REQUIRED WORK - Nothing may be dropped or altered: reproduce all the data.

Saved entries -
******************************

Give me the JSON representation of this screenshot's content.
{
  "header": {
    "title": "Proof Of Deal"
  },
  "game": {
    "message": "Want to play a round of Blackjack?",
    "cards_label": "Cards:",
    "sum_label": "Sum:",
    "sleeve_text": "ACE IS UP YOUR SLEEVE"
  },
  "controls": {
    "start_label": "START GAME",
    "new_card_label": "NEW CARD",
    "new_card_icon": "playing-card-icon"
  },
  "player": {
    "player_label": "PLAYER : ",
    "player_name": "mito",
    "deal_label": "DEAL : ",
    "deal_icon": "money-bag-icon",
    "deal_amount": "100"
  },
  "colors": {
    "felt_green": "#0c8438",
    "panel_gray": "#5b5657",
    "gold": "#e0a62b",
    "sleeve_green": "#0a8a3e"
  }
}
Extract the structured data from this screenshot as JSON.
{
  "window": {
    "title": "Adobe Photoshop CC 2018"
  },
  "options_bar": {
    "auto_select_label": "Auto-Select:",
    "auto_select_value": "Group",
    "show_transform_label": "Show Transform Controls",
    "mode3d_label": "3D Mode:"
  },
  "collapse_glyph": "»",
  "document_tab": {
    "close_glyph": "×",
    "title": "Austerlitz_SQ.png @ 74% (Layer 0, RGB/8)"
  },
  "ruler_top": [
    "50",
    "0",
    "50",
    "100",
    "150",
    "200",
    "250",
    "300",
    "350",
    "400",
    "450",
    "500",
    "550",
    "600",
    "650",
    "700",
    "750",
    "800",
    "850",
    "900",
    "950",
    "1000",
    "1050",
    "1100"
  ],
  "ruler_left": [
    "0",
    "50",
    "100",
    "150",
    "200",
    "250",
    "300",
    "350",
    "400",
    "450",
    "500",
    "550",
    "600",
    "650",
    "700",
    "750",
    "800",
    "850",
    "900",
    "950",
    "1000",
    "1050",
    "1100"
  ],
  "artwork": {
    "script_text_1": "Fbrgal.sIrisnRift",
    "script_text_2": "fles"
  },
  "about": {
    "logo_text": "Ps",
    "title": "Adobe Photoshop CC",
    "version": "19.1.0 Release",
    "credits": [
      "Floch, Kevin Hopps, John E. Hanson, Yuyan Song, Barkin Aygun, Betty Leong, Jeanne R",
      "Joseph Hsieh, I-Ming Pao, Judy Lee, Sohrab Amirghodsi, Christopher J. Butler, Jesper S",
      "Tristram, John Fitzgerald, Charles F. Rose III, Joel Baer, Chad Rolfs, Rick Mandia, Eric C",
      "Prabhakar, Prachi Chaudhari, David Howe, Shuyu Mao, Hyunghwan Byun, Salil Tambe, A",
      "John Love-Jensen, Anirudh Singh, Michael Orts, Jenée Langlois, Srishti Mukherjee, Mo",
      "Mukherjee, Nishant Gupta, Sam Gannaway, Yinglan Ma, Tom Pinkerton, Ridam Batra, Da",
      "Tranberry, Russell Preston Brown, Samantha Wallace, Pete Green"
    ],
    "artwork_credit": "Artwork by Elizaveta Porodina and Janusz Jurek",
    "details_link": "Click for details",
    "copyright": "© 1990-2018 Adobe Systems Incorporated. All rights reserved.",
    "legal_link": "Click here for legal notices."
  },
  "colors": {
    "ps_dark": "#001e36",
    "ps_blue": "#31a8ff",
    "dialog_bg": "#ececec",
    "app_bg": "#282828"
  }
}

******************************

TASK SOLUTION -
Give me the JSON representation of this screenshot's content.
{
  "header": {
    "title": "Proof Of Deal"
  },
  "game": {
    "message": "Want to play a round of Blackjack?",
    "cards_label": "Cards:",
    "sum_label": "Sum:",
    "sleeve_text": "ACE IS UP YOUR SLEEVE"
  },
  "controls": {
    "start_label": "START GAME",
    "new_card_label": "NEW CARD",
    "new_card_icon": "playing-card-icon"
  },
  "player": {
    "player_label": "PLAYER : ",
    "player_name": "mito",
    "deal_label": "DEAL : ",
    "deal_icon": "money-bag-icon",
    "deal_amount": "100"
  },
  "colors": {
    "felt_green": "#0c8438",
    "panel_gray": "#5b5657",
    "gold": "#e0a62b",
    "sleeve_green": "#0a8a3e"
  }
}
Extract the structured data from this screenshot as JSON.
{
  "window": {
    "title": "Adobe Photoshop CC 2018"
  },
  "options_bar": {
    "auto_select_label": "Auto-Select:",
    "auto_select_value": "Group",
    "show_transform_label": "Show Transform Controls",
    "mode3d_label": "3D Mode:"
  },
  "collapse_glyph": "»",
  "document_tab": {
    "close_glyph": "×",
    "title": "Austerlitz_SQ.png @ 74% (Layer 0, RGB/8)"
  },
  "ruler_top": [
    "50",
    "0",
    "50",
    "100",
    "150",
    "200",
    "250",
    "300",
    "350",
    "400",
    "450",
    "500",
    "550",
    "600",
    "650",
    "700",
    "750",
    "800",
    "850",
    "900",
    "950",
    "1000",
    "1050",
    "1100"
  ],
  "ruler_left": [
    "0",
    "50",
    "100",
    "150",
    "200",
    "250",
    "300",
    "350",
    "400",
    "450",
    "500",
    "550",
    "600",
    "650",
    "700",
    "750",
    "800",
    "850",
    "900",
    "950",
    "1000",
    "1050",
    "1100"
  ],
  "artwork": {
    "script_text_1": "Fbrgal.sIrisnRift",
    "script_text_2": "fles"
  },
  "about": {
    "logo_text": "Ps",
    "title": "Adobe Photoshop CC",
    "version": "19.1.0 Release",
    "credits": [
      "Floch, Kevin Hopps, John E. Hanson, Yuyan Song, Barkin Aygun, Betty Leong, Jeanne R",
      "Joseph Hsieh, I-Ming Pao, Judy Lee, Sohrab Amirghodsi, Christopher J. Butler, Jesper S",
      "Tristram, John Fitzgerald, Charles F. Rose III, Joel Baer, Chad Rolfs, Rick Mandia, Eric C",
      "Prabhakar, Prachi Chaudhari, David Howe, Shuyu Mao, Hyunghwan Byun, Salil Tambe, A",
      "John Love-Jensen, Anirudh Singh, Michael Orts, Jenée Langlois, Srishti Mukherjee, Mo",
      "Mukherjee, Nishant Gupta, Sam Gannaway, Yinglan Ma, Tom Pinkerton, Ridam Batra, Da",
      "Tranberry, Russell Preston Brown, Samantha Wallace, Pete Green"
    ],
    "artwork_credit": "Artwork by Elizaveta Porodina and Janusz Jurek",
    "details_link": "Click for details",
    "copyright": "© 1990-2018 Adobe Systems Incorporated. All rights reserved.",
    "legal_link": "Click here for legal notices."
  },
  "colors": {
    "ps_dark": "#001e36",
    "ps_blue": "#31a8ff",
    "dialog_bg": "#ececec",
    "app_bg": "#282828"
  }
}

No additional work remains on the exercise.